PROVIDED DATA:
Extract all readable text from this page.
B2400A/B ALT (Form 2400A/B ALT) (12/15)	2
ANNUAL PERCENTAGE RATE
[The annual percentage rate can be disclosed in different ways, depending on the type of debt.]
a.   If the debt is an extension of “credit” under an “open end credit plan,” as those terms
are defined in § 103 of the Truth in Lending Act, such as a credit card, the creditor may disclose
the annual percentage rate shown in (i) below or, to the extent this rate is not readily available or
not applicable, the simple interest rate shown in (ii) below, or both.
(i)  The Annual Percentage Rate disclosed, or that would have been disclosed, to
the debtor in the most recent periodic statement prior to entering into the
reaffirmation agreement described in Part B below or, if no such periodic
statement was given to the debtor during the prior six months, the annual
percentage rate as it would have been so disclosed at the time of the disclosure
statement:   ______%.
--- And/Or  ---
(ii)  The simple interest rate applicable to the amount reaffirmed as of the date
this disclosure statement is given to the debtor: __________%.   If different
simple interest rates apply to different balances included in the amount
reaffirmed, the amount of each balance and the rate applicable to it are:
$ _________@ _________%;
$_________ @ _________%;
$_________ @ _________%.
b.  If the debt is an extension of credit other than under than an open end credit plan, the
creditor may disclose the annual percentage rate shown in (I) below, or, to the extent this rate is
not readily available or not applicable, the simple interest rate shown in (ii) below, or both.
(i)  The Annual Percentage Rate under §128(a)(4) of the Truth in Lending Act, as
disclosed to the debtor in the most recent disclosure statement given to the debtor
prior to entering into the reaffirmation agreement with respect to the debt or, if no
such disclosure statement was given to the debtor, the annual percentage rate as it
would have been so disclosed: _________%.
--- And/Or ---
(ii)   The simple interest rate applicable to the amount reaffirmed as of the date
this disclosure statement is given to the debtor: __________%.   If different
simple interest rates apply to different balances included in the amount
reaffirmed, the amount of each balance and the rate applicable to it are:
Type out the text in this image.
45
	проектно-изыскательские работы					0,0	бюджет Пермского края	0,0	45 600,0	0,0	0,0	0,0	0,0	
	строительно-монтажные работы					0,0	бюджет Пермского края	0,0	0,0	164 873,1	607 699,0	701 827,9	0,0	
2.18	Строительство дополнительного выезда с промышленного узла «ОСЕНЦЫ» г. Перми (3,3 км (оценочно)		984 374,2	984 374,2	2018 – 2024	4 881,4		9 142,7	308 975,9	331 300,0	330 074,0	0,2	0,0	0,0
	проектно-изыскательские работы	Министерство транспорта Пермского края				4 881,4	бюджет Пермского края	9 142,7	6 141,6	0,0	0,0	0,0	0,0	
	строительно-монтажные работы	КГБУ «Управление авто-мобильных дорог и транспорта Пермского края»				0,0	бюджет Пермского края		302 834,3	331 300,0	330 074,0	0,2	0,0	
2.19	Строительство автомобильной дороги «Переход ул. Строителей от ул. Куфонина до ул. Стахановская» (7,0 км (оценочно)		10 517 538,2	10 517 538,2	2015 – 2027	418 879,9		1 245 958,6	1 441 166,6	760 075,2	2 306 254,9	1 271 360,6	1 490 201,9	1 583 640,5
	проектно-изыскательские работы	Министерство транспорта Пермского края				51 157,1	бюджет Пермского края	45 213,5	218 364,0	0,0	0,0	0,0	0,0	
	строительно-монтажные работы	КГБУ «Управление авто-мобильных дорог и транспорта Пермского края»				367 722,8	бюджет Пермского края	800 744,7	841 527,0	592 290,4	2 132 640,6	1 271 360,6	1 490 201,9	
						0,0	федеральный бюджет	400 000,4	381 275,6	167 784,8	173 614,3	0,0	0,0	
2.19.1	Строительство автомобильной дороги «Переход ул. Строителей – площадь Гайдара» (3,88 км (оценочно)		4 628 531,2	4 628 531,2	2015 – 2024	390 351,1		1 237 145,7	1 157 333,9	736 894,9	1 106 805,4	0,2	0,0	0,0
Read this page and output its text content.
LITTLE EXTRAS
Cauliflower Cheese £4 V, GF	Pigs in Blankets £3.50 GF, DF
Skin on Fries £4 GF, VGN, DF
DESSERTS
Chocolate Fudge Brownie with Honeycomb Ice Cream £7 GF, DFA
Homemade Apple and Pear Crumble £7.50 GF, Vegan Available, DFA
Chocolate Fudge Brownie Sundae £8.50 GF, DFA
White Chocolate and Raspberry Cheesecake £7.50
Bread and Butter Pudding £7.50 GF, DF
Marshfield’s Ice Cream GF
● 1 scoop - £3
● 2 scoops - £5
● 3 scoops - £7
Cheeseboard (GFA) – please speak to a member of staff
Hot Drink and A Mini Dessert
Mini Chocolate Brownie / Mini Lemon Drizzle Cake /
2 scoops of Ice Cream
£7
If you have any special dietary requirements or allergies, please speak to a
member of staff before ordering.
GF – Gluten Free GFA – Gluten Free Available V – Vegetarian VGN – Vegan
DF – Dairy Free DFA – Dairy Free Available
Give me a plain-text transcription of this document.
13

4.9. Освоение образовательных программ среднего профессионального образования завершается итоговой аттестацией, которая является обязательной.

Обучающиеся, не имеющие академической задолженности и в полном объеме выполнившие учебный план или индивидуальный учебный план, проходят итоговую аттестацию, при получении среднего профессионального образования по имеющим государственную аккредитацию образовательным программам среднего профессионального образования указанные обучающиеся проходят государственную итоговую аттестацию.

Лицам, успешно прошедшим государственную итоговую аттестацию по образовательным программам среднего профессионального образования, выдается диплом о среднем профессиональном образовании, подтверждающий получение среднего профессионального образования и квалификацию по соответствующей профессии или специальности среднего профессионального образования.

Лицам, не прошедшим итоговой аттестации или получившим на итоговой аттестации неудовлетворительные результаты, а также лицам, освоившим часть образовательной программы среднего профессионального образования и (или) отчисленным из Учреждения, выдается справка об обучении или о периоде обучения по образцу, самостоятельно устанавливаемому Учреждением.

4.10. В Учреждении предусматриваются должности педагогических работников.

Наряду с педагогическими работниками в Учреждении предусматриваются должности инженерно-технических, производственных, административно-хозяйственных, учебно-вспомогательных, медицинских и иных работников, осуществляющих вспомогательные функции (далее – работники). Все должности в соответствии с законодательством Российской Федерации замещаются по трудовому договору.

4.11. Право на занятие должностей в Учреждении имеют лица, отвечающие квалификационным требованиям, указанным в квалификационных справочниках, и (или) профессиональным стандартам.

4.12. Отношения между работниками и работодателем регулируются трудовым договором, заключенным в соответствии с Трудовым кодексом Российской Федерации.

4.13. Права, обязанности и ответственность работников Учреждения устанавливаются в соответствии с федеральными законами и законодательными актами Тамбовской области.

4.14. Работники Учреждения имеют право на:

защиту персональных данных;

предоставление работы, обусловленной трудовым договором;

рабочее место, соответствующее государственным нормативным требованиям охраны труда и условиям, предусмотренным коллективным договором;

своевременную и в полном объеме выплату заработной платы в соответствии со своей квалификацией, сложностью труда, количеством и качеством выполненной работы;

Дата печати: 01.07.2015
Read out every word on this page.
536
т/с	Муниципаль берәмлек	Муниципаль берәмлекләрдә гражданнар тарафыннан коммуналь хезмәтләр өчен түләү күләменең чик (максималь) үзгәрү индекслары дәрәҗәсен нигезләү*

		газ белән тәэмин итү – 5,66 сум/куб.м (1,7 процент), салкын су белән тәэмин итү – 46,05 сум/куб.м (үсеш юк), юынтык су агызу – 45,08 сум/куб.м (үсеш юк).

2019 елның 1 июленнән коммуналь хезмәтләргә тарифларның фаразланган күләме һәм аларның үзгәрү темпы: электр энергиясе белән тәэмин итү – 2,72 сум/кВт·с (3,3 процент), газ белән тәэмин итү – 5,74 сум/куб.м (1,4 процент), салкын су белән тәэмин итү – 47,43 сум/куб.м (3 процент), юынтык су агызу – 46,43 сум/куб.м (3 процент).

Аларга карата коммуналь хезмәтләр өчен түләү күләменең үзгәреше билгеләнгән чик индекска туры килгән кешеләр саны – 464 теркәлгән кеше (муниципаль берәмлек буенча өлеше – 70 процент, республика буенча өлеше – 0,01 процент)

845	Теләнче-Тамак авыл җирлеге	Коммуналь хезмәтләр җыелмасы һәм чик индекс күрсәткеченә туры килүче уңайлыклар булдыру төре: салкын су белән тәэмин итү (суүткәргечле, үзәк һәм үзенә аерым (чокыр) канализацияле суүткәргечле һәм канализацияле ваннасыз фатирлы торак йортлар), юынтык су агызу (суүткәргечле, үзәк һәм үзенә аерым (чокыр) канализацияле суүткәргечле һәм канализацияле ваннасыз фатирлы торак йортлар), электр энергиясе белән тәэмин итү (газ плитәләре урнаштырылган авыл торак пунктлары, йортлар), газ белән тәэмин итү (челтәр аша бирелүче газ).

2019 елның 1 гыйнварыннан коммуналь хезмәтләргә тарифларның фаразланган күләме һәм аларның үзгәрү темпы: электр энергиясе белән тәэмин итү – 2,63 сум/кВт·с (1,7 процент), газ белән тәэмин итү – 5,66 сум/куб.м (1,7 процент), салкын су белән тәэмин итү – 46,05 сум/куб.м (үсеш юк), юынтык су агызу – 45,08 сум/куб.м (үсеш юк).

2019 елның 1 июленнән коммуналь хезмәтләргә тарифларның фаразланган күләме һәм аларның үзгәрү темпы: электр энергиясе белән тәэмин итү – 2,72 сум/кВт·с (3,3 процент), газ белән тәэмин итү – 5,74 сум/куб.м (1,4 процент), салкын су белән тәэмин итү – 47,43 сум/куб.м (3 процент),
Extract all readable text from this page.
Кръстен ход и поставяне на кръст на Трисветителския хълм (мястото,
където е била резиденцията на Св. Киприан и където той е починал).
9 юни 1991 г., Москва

WHAT IS BEING ASKED:
Return all the lines that contain the string "plan".

ANSWER TO THE TASK:
a.   If the debt is an extension of “credit” under an “open end credit plan,” as those terms
b.  If the debt is an extension of credit other than under than an open end credit plan, the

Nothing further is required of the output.